- _WHAT YOU SHOULD DO_: Return the listing below word for word.
**********
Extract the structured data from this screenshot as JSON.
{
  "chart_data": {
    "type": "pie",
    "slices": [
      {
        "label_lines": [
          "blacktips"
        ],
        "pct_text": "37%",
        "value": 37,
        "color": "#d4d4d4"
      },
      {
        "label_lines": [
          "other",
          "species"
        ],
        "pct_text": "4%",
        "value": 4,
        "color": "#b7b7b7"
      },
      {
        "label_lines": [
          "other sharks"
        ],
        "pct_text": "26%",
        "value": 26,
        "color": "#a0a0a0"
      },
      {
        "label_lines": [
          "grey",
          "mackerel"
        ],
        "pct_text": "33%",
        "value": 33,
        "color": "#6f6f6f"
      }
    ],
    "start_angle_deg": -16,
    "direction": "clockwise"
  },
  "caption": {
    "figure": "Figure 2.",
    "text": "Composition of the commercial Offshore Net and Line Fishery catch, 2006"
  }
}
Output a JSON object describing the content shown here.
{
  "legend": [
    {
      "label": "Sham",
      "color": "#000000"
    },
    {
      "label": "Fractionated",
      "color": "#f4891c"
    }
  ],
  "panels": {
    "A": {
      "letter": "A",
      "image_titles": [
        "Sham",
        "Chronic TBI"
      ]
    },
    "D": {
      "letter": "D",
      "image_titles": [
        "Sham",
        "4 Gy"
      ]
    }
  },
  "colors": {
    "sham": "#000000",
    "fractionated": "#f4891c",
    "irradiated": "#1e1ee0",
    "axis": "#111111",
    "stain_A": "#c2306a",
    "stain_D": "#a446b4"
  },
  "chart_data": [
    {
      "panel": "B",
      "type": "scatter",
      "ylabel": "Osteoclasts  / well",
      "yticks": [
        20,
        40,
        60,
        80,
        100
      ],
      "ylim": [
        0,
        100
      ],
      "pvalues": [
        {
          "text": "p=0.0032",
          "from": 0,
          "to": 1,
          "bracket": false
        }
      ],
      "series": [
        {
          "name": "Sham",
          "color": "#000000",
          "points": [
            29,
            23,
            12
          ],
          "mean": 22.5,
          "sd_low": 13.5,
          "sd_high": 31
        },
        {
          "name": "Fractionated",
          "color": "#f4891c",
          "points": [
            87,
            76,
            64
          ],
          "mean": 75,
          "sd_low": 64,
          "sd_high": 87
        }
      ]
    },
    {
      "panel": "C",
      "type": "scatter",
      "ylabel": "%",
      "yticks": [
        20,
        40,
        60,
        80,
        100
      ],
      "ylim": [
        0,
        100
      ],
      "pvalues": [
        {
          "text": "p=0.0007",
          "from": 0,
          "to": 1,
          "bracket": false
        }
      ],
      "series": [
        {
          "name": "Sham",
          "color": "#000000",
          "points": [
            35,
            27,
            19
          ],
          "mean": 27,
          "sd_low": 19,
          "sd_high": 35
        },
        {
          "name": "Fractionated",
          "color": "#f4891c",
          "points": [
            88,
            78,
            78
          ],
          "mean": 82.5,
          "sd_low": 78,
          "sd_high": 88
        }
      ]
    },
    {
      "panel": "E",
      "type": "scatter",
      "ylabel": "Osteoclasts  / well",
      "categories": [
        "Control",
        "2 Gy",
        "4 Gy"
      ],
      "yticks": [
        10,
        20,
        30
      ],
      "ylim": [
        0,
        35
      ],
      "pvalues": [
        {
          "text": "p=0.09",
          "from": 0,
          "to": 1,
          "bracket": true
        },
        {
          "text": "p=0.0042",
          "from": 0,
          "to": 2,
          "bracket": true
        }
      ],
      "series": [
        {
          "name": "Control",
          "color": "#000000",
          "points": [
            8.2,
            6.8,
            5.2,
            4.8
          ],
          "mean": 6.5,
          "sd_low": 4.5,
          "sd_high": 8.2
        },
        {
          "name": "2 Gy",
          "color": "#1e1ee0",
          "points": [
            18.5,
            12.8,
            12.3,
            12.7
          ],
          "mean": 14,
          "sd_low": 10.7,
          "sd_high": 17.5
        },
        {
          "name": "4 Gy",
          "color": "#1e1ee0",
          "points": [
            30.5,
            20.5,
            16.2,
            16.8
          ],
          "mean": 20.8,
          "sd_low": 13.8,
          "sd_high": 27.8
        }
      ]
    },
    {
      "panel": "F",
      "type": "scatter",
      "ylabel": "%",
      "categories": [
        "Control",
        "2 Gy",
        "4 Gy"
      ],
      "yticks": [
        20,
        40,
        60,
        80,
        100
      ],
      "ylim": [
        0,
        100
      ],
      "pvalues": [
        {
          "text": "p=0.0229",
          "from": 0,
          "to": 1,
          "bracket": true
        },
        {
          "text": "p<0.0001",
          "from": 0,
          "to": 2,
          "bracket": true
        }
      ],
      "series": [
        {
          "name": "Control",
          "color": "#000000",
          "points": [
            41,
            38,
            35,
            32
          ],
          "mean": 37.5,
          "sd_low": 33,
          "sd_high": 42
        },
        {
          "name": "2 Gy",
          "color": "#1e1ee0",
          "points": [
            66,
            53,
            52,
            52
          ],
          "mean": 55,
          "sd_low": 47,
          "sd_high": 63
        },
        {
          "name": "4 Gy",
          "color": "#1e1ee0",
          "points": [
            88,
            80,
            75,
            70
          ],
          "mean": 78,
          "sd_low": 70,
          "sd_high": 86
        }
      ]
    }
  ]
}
**********
- _RESPONSE TO THIS TASK_:
Extract the structured data from this screenshot as JSON.
{
  "chart_data": {
    "type": "pie",
    "slices": [
      {
        "label_lines": [
          "blacktips"
        ],
        "pct_text": "37%",
        "value": 37,
        "color": "#d4d4d4"
      },
      {
        "label_lines": [
          "other",
          "species"
        ],
        "pct_text": "4%",
        "value": 4,
        "color": "#b7b7b7"
      },
      {
        "label_lines": [
          "other sharks"
        ],
        "pct_text": "26%",
        "value": 26,
        "color": "#a0a0a0"
      },
      {
        "label_lines": [
          "grey",
          "mackerel"
        ],
        "pct_text": "33%",
        "value": 33,
        "color": "#6f6f6f"
      }
    ],
    "start_angle_deg": -16,
    "direction": "clockwise"
  },
  "caption": {
    "figure": "Figure 2.",
    "text": "Composition of the commercial Offshore Net and Line Fishery catch, 2006"
  }
}
Output a JSON object describing the content shown here.
{
  "legend": [
    {
      "label": "Sham",
      "color": "#000000"
    },
    {
      "label": "Fractionated",
      "color": "#f4891c"
    }
  ],
  "panels": {
    "A": {
      "letter": "A",
      "image_titles": [
        "Sham",
        "Chronic TBI"
      ]
    },
    "D": {
      "letter": "D",
      "image_titles": [
        "Sham",
        "4 Gy"
      ]
    }
  },
  "colors": {
    "sham": "#000000",
    "fractionated": "#f4891c",
    "irradiated": "#1e1ee0",
    "axis": "#111111",
    "stain_A": "#c2306a",
    "stain_D": "#a446b4"
  },
  "chart_data": [
    {
      "panel": "B",
      "type": "scatter",
      "ylabel": "Osteoclasts  / well",
      "yticks": [
        20,
        40,
        60,
        80,
        100
      ],
      "ylim": [
        0,
        100
      ],
      "pvalues": [
        {
          "text": "p=0.0032",
          "from": 0,
          "to": 1,
          "bracket": false
        }
      ],
      "series": [
        {
          "name": "Sham",
          "color": "#000000",
          "points": [
            29,
            23,
            12
          ],
          "mean": 22.5,
          "sd_low": 13.5,
          "sd_high": 31
        },
        {
          "name": "Fractionated",
          "color": "#f4891c",
          "points": [
            87,
            76,
            64
          ],
          "mean": 75,
          "sd_low": 64,
          "sd_high": 87
        }
      ]
    },
    {
      "panel": "C",
      "type": "scatter",
      "ylabel": "%",
      "yticks": [
        20,
        40,
        60,
        80,
        100
      ],
      "ylim": [
        0,
        100
      ],
      "pvalues": [
        {
          "text": "p=0.0007",
          "from": 0,
          "to": 1,
          "bracket": false
        }
      ],
      "series": [
        {
          "name": "Sham",
          "color": "#000000",
          "points": [
            35,
            27,
            19
          ],
          "mean": 27,
          "sd_low": 19,
          "sd_high": 35
        },
        {
          "name": "Fractionated",
          "color": "#f4891c",
          "points": [
            88,
            78,
            78
          ],
          "mean": 82.5,
          "sd_low": 78,
          "sd_high": 88
        }
      ]
    },
    {
      "panel": "E",
      "type": "scatter",
      "ylabel": "Osteoclasts  / well",
      "categories": [
        "Control",
        "2 Gy",
        "4 Gy"
      ],
      "yticks": [
        10,
        20,
        30
      ],
      "ylim": [
        0,
        35
      ],
      "pvalues": [
        {
          "text": "p=0.09",
          "from": 0,
          "to": 1,
          "bracket": true
        },
        {
          "text": "p=0.0042",
          "from": 0,
          "to": 2,
          "bracket": true
        }
      ],
      "series": [
        {
          "name": "Control",
          "color": "#000000",
          "points": [
            8.2,
            6.8,
            5.2,
            4.8
          ],
          "mean": 6.5,
          "sd_low": 4.5,
          "sd_high": 8.2
        },
        {
          "name": "2 Gy",
          "color": "#1e1ee0",
          "points": [
            18.5,
            12.8,
            12.3,
            12.7
          ],
          "mean": 14,
          "sd_low": 10.7,
          "sd_high": 17.5
        },
        {
          "name": "4 Gy",
          "color": "#1e1ee0",
          "points": [
            30.5,
            20.5,
            16.2,
            16.8
          ],
          "mean": 20.8,
          "sd_low": 13.8,
          "sd_high": 27.8
        }
      ]
    },
    {
      "panel": "F",
      "type": "scatter",
      "ylabel": "%",
      "categories": [
        "Control",
        "2 Gy",
        "4 Gy"
      ],
      "yticks": [
        20,
        40,
        60,
        80,
        100
      ],
      "ylim": [
        0,
        100
      ],
      "pvalues": [
        {
          "text": "p=0.0229",
          "from": 0,
          "to": 1,
          "bracket": true
        },
        {
          "text": "p<0.0001",
          "from": 0,
          "to": 2,
          "bracket": true
        }
      ],
      "series": [
        {
          "name": "Control",
          "color": "#000000",
          "points": [
            41,
            38,
            35,
            32
          ],
          "mean": 37.5,
          "sd_low": 33,
          "sd_high": 42
        },
        {
          "name": "2 Gy",
          "color": "#1e1ee0",
          "points": [
            66,
            53,
            52,
            52
          ],
          "mean": 55,
          "sd_low": 47,
          "sd_high": 63
        },
        {
          "name": "4 Gy",
          "color": "#1e1ee0",
          "points": [
            88,
            80,
            75,
            70
          ],
          "mean": 78,
          "sd_low": 70,
          "sd_high": 86
        }
      ]
    }
  ]
}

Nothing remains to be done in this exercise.